• [To do]
Your task is to extract every entry that follows word for word while excluding the pictures.

• [Information given]
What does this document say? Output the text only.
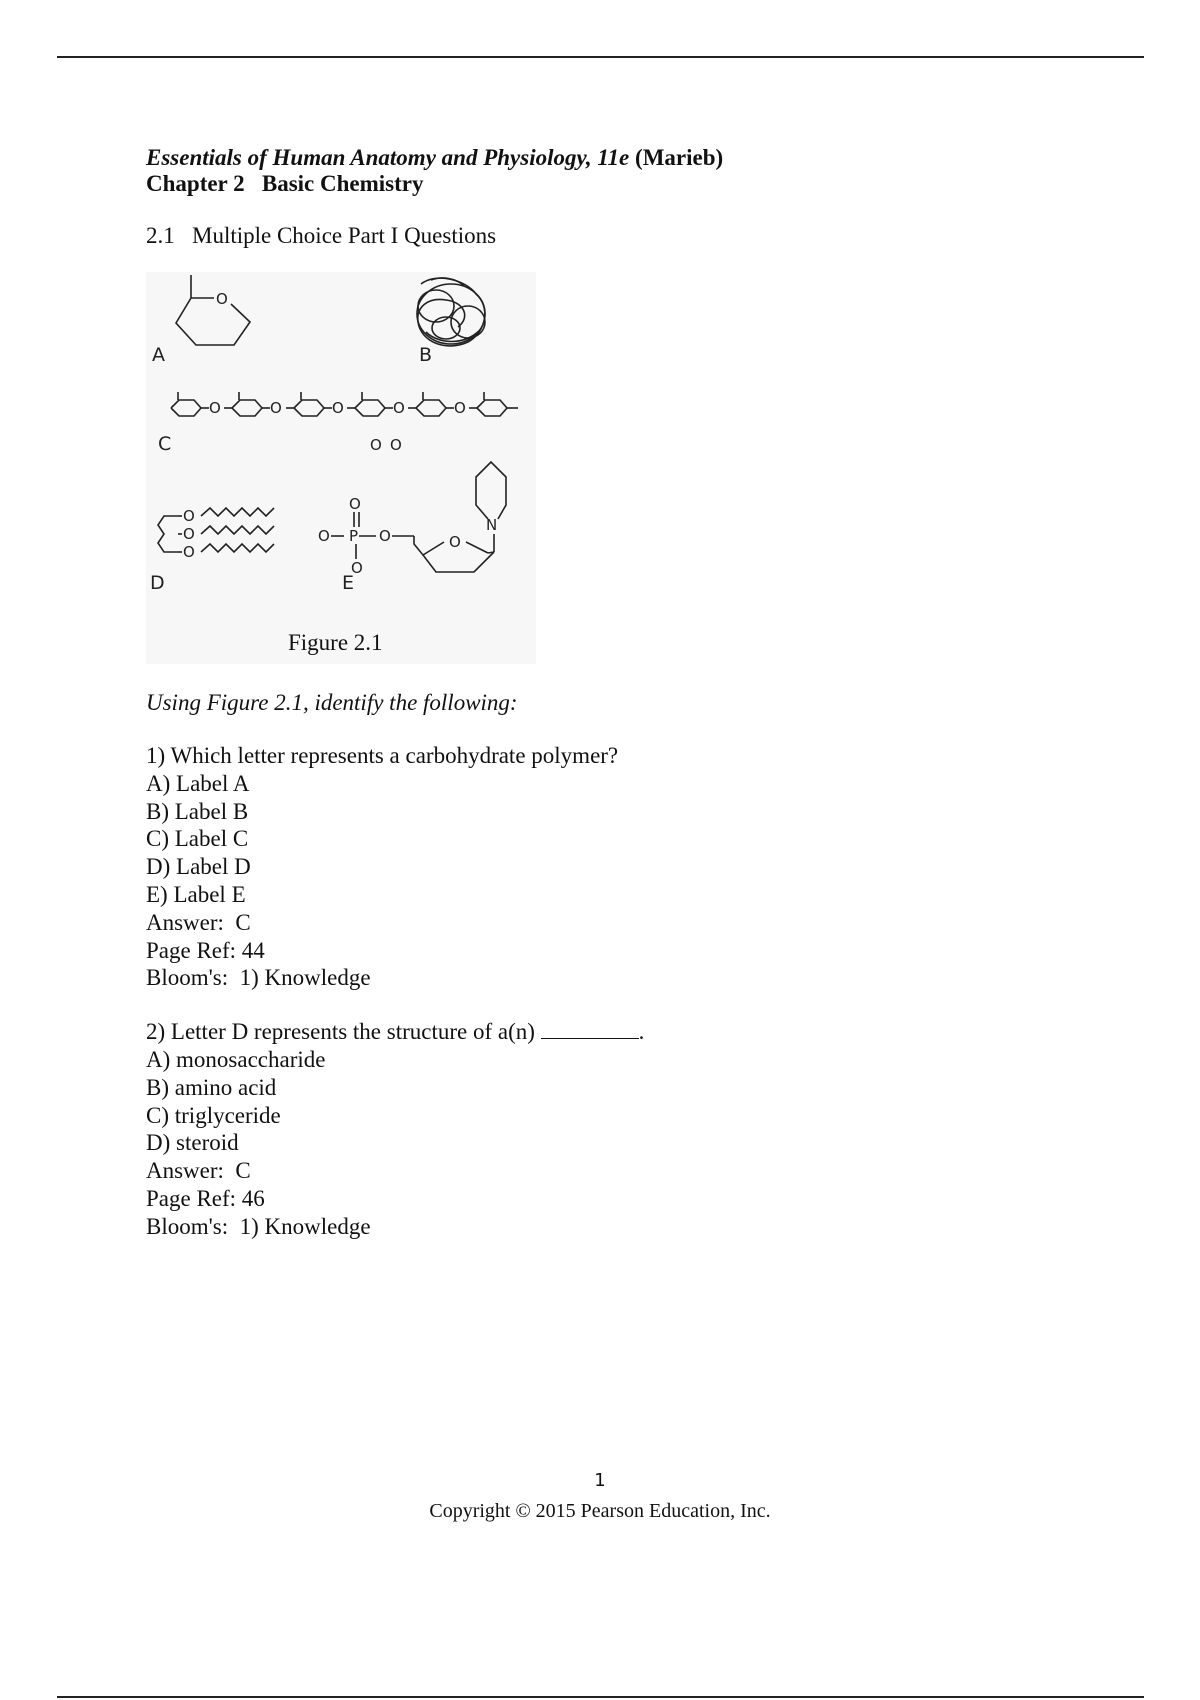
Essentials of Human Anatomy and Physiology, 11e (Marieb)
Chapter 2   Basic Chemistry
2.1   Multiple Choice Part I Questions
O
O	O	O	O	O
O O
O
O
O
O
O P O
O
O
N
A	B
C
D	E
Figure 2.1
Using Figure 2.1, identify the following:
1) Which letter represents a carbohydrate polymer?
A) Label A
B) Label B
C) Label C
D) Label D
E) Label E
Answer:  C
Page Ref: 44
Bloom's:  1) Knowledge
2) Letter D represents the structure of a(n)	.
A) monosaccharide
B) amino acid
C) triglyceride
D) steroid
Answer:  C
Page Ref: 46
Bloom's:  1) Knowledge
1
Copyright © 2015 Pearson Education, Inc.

• [Output for this exercise]
What does this document say? Output the text only.
Essentials of Human Anatomy and Physiology, 11e (Marieb)
Chapter 2   Basic Chemistry
2.1   Multiple Choice Part I Questions
O
O	O	O	O	O
O O
O
O
O
O
O P O
O
O
N
A	B
C
D	E
Figure 2.1
Using Figure 2.1, identify the following:
1) Which letter represents a carbohydrate polymer?
A) Label A
B) Label B
C) Label C
D) Label D
E) Label E
Answer:  C
Page Ref: 44
Bloom's:  1) Knowledge
2) Letter D represents the structure of a(n)	.
A) monosaccharide
B) amino acid
C) triglyceride
D) steroid
Answer:  C
Page Ref: 46
Bloom's:  1) Knowledge
1
Copyright © 2015 Pearson Education, Inc.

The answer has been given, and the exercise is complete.